Vous êtes le parrain de la deuxième édition du festival La Lucarne qui se tient du 3 au 8 juin à Paris. Pouvez-vous nous présenter ce festival ?
Stéphane Meunier – Je leur ai dit : « Un parrain, ça signifie que je vais vous apporter quelque chose, en terme de médiatisation. » Je pense qu’il y a des gens plus médiatiques que moi, pour parler merveilleusement bien du football. Eux parlent de cinéma, de films et de sport. Et c’est vrai que mon film a marqué le documentaire sportif. C’est un genre dont j’étais fan. Avant de faire les Yeux dans les Bleus, j’avais revu When we were Kings (documentaire de 1996 retraçant le combat de boxe entre Mohamed Ali et George Foreman de 1974 à Kinshasa, réalisé par Leon Gast, ndlr), j’adore ! C’est un film superbe. Ça m’a beaucoup inspiré. La Lucarne, c’est un festival qui regarde le monde par le biais du football. Il y a le sport et le sport dans la société. Le football marque les époques. Lors de la coupe du Monde 98, j’avais envie de vivre l’évènement autant que les matchs, de vibrer pour mon pays. La Lucarne pour moi, c’est ça. Des gens qui, par le biais du football, regardent le monde, leur époque.
Comment en vient-on à filmer le football ?
J’étais journaliste, j’ai passé plusieurs années chez Capa, en immersion. J’ai aussi bossé pour 24h, le magazine de Canal +. Chaque semaine, on racontait, en une heure, un événement qui faisait l’actualité dans le monde. Puis Canal + m’a proposé de bosser sur les Jeux olympiques d’Atlanta en 1996. Je me suis régalé. Je m’occupais des « coulisses », les « à-côté ». J’étais au contact des athlètes, mais d’une façon différente. J’ai aussi fait le Paris-Dakar, la voiture-balai, mais ça m’intéressait moins. On était 18 heures par jour en voiture. Et quand la coupe du Monde est arrivée en France, Canal m’a proposé de m’en occuper.
──────
CONSIGNES À SUIVRE
- A) Comment traduire en anglais cette phrase de l'extrait : « La Lucarne, c’est un festival qui regarde le monde par le biais du football. » ?
- B) Pouvez-vous réécrire sous forme de liste plus courte le paragraphe de l'extrait qui commence par « J’étais journaliste », en conservant ses faits principaux ?
Appuyez-vous uniquement sur l'extrait.

DONNÉES DISPONIBLES
──────
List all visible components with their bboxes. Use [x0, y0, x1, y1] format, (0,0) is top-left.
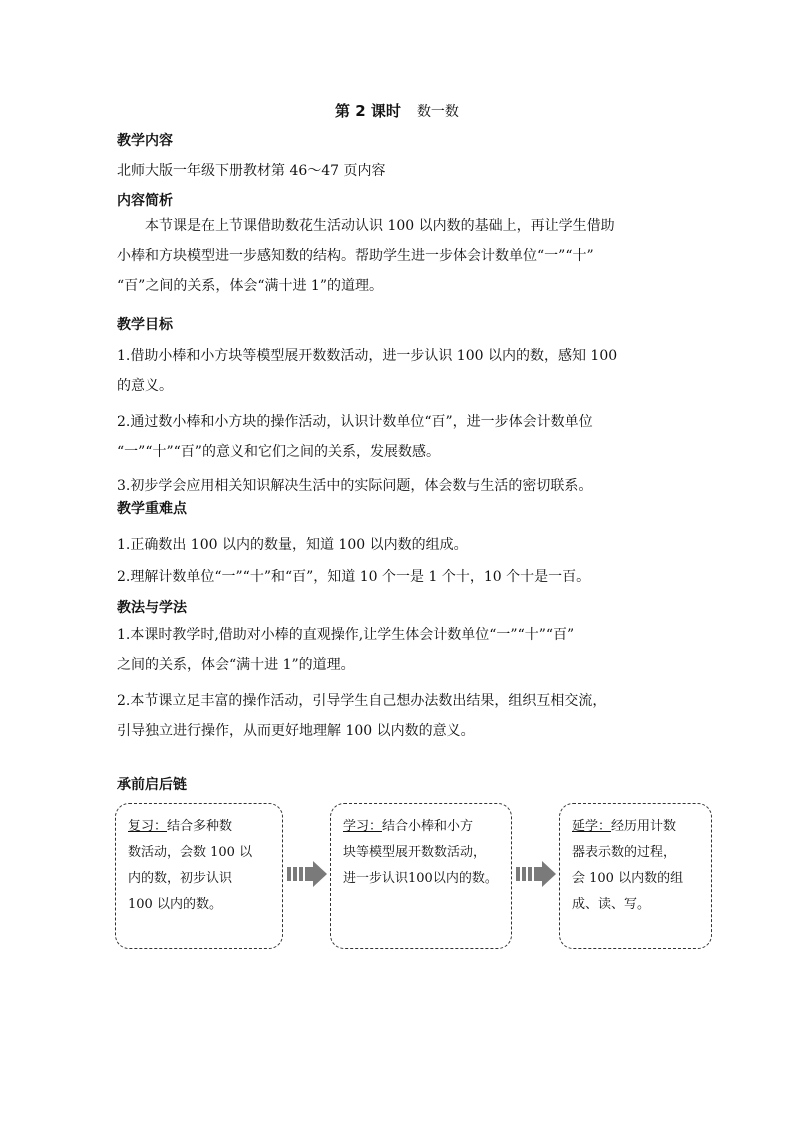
──────
RÉSULTATS PAR TÂCHE
- A) La Lucarne is a festival that looks at the world through football.

- B)
- Plusieurs années comme journaliste chez Capa, en immersion.
- Travail pour 24h, le magazine de Canal +, qui racontait chaque semaine en une heure un événement de l'actualité mondiale.
- Jeux olympiques d’Atlanta en 1996 pour Canal + : les coulisses, au contact des athlètes.
- Paris-Dakar, dans la voiture-balai, moins intéressant : 18 heures par jour en voiture.
- Proposition de Canal de couvrir la coupe du Monde organisée en France.